§ YOUR TASK
In this exercise, return the whole listing exactly, excluding any images.

§ PROVIDED DATA
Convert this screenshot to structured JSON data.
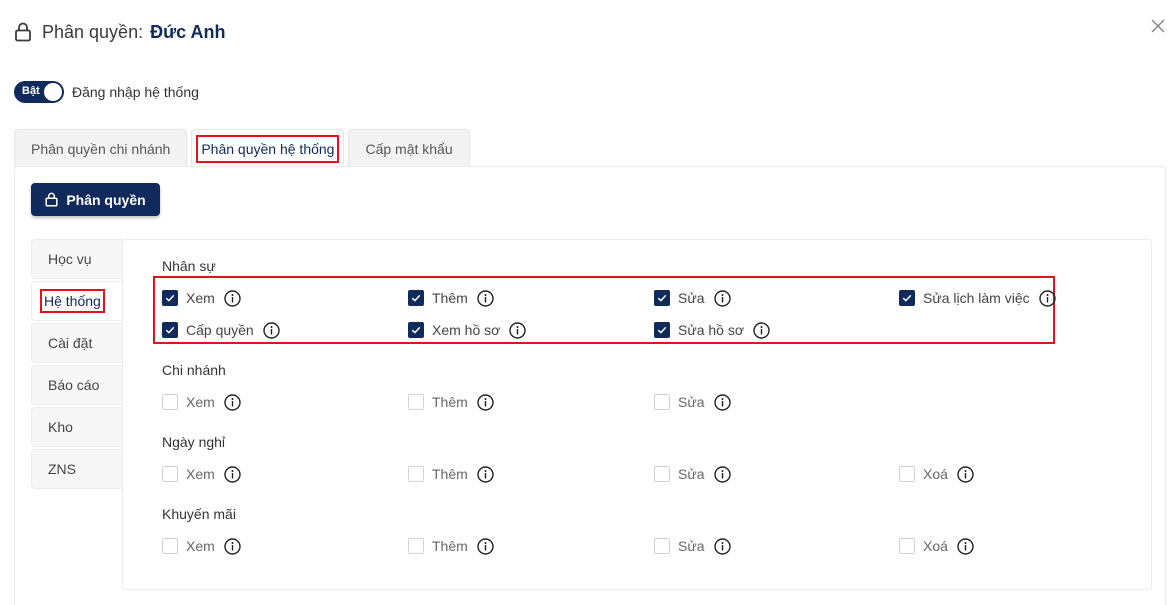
{
  "header": {
    "title_prefix": "Phân quyền:",
    "title_name": "Đức Anh",
    "lock_icon": "lock-icon",
    "close_icon": "close-icon"
  },
  "login_toggle": {
    "state_label": "Bật",
    "label": "Đăng nhập hệ thống",
    "enabled": true
  },
  "tabs": [
    {
      "label": "Phân quyền chi nhánh",
      "active": false
    },
    {
      "label": "Phân quyền hệ thống",
      "active": true
    },
    {
      "label": "Cấp mật khẩu",
      "active": false
    }
  ],
  "permission_button": {
    "label": "Phân quyền",
    "icon": "lock-icon"
  },
  "side_nav": [
    {
      "label": "Học vụ",
      "active": false
    },
    {
      "label": "Hệ thống",
      "active": true
    },
    {
      "label": "Cài đặt",
      "active": false
    },
    {
      "label": "Báo cáo",
      "active": false
    },
    {
      "label": "Kho",
      "active": false
    },
    {
      "label": "ZNS",
      "active": false
    }
  ],
  "groups": [
    {
      "title": "Nhân sự",
      "permissions": [
        {
          "label": "Xem",
          "checked": true
        },
        {
          "label": "Thêm",
          "checked": true
        },
        {
          "label": "Sửa",
          "checked": true
        },
        {
          "label": "Sửa lịch làm việc",
          "checked": true
        },
        {
          "label": "Cấp quyền",
          "checked": true
        },
        {
          "label": "Xem hồ sơ",
          "checked": true
        },
        {
          "label": "Sửa hồ sơ",
          "checked": true
        }
      ]
    },
    {
      "title": "Chi nhánh",
      "permissions": [
        {
          "label": "Xem",
          "checked": false
        },
        {
          "label": "Thêm",
          "checked": false
        },
        {
          "label": "Sửa",
          "checked": false
        }
      ]
    },
    {
      "title": "Ngày nghỉ",
      "permissions": [
        {
          "label": "Xem",
          "checked": false
        },
        {
          "label": "Thêm",
          "checked": false
        },
        {
          "label": "Sửa",
          "checked": false
        },
        {
          "label": "Xoá",
          "checked": false
        }
      ]
    },
    {
      "title": "Khuyến mãi",
      "permissions": [
        {
          "label": "Xem",
          "checked": false
        },
        {
          "label": "Thêm",
          "checked": false
        },
        {
          "label": "Sửa",
          "checked": false
        },
        {
          "label": "Xoá",
          "checked": false
        }
      ]
    }
  ],
  "colors": {
    "primary": "#0f2a5b",
    "highlight": "#e0141c",
    "border": "#ececec"
  }
}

§ FINAL RESULT
Convert this screenshot to structured JSON data.
{
  "header": {
    "title_prefix": "Phân quyền:",
    "title_name": "Đức Anh",
    "lock_icon": "lock-icon",
    "close_icon": "close-icon"
  },
  "login_toggle": {
    "state_label": "Bật",
    "label": "Đăng nhập hệ thống",
    "enabled": true
  },
  "tabs": [
    {
      "label": "Phân quyền chi nhánh",
      "active": false
    },
    {
      "label": "Phân quyền hệ thống",
      "active": true
    },
    {
      "label": "Cấp mật khẩu",
      "active": false
    }
  ],
  "permission_button": {
    "label": "Phân quyền",
    "icon": "lock-icon"
  },
  "side_nav": [
    {
      "label": "Học vụ",
      "active": false
    },
    {
      "label": "Hệ thống",
      "active": true
    },
    {
      "label": "Cài đặt",
      "active": false
    },
    {
      "label": "Báo cáo",
      "active": false
    },
    {
      "label": "Kho",
      "active": false
    },
    {
      "label": "ZNS",
      "active": false
    }
  ],
  "groups": [
    {
      "title": "Nhân sự",
      "permissions": [
        {
          "label": "Xem",
          "checked": true
        },
        {
          "label": "Thêm",
          "checked": true
        },
        {
          "label": "Sửa",
          "checked": true
        },
        {
          "label": "Sửa lịch làm việc",
          "checked": true
        },
        {
          "label": "Cấp quyền",
          "checked": true
        },
        {
          "label": "Xem hồ sơ",
          "checked": true
        },
        {
          "label": "Sửa hồ sơ",
          "checked": true
        }
      ]
    },
    {
      "title": "Chi nhánh",
      "permissions": [
        {
          "label": "Xem",
          "checked": false
        },
        {
          "label": "Thêm",
          "checked": false
        },
        {
          "label": "Sửa",
          "checked": false
        }
      ]
    },
    {
      "title": "Ngày nghỉ",
      "permissions": [
        {
          "label": "Xem",
          "checked": false
        },
        {
          "label": "Thêm",
          "checked": false
        },
        {
          "label": "Sửa",
          "checked": false
        },
        {
          "label": "Xoá",
          "checked": false
        }
      ]
    },
    {
      "title": "Khuyến mãi",
      "permissions": [
        {
          "label": "Xem",
          "checked": false
        },
        {
          "label": "Thêm",
          "checked": false
        },
        {
          "label": "Sửa",
          "checked": false
        },
        {
          "label": "Xoá",
          "checked": false
        }
      ]
    }
  ],
  "colors": {
    "primary": "#0f2a5b",
    "highlight": "#e0141c",
    "border": "#ececec"
  }
}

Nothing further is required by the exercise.